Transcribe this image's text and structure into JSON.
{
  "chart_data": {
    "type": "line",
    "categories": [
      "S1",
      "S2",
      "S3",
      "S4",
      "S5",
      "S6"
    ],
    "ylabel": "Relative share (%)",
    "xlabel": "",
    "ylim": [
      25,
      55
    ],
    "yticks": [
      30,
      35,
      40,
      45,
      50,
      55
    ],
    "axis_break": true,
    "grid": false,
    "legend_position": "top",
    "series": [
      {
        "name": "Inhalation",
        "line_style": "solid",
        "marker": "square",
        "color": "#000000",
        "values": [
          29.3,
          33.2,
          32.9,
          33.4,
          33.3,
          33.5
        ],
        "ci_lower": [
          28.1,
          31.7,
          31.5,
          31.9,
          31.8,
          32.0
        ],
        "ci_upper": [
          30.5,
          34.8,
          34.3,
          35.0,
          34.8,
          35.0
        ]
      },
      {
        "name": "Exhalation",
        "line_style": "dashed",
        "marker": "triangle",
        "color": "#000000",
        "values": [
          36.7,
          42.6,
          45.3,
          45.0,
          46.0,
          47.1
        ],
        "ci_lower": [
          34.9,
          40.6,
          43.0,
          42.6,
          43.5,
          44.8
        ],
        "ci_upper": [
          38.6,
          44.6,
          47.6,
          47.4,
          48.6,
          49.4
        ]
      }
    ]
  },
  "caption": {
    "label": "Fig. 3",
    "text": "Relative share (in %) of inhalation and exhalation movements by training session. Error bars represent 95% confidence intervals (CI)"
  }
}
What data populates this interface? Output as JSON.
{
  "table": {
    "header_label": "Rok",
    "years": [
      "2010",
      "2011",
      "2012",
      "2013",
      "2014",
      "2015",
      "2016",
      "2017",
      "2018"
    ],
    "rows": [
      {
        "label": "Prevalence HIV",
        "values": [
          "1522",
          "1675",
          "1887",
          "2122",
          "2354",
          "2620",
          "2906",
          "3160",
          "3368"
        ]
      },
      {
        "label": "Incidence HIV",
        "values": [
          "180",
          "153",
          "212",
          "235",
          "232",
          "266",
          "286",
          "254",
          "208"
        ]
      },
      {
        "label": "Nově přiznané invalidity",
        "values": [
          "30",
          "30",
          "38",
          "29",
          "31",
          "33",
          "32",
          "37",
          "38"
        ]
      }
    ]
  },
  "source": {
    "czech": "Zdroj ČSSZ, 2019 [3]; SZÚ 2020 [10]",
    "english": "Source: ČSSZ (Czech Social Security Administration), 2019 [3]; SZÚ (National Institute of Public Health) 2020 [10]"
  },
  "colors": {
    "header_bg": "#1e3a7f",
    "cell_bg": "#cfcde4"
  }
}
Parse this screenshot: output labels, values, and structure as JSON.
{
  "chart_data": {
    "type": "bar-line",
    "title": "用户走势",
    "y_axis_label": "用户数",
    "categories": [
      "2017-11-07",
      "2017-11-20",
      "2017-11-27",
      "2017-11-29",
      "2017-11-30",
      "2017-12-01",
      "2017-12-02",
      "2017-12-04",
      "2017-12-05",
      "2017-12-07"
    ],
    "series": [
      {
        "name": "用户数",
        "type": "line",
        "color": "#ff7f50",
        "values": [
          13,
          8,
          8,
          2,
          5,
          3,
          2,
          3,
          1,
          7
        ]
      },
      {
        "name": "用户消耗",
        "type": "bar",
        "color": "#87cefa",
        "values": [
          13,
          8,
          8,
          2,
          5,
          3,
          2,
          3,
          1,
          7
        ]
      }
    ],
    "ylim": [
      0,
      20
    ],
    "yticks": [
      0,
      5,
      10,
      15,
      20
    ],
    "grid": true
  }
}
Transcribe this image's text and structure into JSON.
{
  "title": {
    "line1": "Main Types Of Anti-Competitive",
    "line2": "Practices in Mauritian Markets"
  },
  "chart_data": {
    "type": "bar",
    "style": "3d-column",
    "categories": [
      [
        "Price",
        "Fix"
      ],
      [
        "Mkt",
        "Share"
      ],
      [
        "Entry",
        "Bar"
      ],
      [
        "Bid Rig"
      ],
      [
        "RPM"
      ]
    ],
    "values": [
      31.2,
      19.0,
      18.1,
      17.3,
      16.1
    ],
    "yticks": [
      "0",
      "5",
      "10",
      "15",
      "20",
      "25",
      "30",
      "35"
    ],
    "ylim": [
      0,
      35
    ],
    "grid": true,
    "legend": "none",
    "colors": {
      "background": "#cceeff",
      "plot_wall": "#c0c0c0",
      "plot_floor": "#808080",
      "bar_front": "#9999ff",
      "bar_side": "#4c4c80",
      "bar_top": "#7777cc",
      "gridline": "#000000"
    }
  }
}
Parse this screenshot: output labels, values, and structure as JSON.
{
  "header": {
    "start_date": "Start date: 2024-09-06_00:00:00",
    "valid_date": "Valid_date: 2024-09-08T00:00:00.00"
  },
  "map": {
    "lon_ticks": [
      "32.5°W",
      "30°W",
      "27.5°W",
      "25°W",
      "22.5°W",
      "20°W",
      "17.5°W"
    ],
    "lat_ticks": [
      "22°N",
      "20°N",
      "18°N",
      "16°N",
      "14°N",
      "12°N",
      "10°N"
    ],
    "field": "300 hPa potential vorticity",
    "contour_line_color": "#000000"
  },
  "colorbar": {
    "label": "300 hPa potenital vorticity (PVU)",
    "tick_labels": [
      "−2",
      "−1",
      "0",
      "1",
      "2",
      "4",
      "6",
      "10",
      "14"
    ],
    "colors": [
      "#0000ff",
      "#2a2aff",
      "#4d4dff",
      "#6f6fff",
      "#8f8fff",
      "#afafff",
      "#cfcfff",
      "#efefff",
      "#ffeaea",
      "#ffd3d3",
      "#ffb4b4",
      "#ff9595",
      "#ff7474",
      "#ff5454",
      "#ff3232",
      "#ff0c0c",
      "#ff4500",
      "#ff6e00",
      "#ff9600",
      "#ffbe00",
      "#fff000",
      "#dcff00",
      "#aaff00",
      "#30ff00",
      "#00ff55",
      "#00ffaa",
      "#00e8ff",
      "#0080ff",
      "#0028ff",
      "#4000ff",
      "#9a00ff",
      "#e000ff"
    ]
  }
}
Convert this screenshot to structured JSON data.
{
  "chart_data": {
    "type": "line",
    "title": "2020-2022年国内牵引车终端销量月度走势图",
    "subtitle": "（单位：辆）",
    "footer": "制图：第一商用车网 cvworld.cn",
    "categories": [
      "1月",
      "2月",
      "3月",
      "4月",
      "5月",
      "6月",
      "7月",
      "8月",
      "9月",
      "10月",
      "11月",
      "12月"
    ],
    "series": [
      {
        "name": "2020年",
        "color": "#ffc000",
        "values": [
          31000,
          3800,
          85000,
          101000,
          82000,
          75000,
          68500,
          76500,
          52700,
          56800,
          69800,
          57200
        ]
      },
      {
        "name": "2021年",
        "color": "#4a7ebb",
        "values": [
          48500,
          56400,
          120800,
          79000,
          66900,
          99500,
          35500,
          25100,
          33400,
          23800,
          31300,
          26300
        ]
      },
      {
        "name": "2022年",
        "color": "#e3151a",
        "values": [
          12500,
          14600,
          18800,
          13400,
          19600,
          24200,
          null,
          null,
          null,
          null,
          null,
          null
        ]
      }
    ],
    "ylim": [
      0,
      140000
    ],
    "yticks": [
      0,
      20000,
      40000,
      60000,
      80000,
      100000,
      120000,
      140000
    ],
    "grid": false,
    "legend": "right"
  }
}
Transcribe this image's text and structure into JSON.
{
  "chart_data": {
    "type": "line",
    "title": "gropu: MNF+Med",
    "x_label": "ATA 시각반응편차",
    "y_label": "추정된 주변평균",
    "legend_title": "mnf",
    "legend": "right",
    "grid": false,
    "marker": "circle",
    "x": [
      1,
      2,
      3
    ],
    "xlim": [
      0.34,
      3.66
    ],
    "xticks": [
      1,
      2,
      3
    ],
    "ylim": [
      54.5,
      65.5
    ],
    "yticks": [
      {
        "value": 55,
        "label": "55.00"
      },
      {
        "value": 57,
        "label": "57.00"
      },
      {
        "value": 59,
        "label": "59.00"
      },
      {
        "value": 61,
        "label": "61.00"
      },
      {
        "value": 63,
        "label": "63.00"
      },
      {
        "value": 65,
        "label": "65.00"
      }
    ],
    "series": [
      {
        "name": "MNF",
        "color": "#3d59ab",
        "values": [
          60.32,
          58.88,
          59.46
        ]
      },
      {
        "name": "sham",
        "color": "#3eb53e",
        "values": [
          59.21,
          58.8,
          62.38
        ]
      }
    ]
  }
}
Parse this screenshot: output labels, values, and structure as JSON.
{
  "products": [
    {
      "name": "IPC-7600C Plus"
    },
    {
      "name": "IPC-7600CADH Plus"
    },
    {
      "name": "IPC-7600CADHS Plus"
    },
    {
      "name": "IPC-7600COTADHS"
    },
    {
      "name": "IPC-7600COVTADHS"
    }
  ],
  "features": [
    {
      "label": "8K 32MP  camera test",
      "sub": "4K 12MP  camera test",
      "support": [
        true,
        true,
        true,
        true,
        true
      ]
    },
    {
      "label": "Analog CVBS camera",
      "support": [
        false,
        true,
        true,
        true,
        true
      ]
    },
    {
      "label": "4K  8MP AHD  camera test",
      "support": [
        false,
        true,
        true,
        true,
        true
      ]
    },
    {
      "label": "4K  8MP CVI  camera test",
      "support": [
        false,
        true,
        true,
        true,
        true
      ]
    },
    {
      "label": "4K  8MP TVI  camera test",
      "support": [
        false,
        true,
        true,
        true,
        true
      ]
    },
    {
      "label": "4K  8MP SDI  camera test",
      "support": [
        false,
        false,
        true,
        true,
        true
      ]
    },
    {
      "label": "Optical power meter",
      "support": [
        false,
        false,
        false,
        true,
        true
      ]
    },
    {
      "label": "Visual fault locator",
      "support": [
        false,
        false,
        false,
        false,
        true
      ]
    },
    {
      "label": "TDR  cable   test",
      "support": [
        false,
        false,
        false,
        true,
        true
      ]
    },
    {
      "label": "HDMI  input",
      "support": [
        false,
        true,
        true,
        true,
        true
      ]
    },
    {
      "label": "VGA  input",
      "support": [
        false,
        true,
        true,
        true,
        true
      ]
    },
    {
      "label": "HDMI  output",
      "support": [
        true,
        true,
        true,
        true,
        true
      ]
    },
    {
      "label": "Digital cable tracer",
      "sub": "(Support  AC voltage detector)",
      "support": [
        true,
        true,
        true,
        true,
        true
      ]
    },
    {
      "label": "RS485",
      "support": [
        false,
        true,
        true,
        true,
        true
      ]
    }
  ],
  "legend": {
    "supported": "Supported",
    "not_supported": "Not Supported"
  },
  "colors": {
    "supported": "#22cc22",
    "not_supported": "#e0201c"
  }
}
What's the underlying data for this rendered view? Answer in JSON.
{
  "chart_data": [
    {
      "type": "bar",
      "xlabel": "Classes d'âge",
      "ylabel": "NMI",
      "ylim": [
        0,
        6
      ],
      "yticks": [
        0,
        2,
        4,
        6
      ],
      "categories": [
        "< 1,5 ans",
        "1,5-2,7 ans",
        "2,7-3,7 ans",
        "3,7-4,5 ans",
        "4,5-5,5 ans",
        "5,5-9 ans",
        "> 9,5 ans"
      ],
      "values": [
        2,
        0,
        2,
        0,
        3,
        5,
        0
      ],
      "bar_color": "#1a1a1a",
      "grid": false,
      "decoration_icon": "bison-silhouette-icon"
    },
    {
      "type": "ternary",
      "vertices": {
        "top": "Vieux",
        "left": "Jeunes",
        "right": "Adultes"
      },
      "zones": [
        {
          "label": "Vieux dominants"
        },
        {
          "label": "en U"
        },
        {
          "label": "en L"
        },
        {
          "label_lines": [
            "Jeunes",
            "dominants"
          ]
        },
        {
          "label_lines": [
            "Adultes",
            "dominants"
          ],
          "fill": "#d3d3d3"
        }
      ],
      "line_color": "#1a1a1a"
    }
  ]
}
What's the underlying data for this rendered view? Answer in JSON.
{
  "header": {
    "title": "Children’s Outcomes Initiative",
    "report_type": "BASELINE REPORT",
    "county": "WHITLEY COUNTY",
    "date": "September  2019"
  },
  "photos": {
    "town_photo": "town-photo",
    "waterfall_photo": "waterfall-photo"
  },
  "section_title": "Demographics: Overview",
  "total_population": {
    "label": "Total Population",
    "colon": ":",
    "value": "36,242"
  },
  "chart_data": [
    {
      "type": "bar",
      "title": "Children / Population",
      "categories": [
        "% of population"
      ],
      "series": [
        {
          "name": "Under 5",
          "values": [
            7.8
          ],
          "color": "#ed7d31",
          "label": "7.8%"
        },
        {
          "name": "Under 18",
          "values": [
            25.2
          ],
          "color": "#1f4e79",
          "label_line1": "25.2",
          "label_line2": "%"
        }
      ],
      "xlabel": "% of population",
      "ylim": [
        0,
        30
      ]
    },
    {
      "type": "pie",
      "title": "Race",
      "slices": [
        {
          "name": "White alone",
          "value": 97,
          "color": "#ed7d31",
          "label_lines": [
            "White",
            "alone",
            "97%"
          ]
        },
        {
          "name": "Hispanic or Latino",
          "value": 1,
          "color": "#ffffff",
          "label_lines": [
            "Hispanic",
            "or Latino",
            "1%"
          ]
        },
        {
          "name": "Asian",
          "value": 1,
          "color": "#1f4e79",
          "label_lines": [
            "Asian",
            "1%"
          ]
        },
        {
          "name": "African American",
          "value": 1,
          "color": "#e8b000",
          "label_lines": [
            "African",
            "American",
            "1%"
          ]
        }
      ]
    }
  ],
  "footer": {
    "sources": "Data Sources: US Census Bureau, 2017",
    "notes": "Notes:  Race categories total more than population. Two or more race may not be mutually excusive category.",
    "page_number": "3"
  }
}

• Short task:
Report each line in the preceding entries that holds the string "Children".

• Answer to the problem:
    "title": "Children’s Outcomes Initiative",
      "title": "Children / Population",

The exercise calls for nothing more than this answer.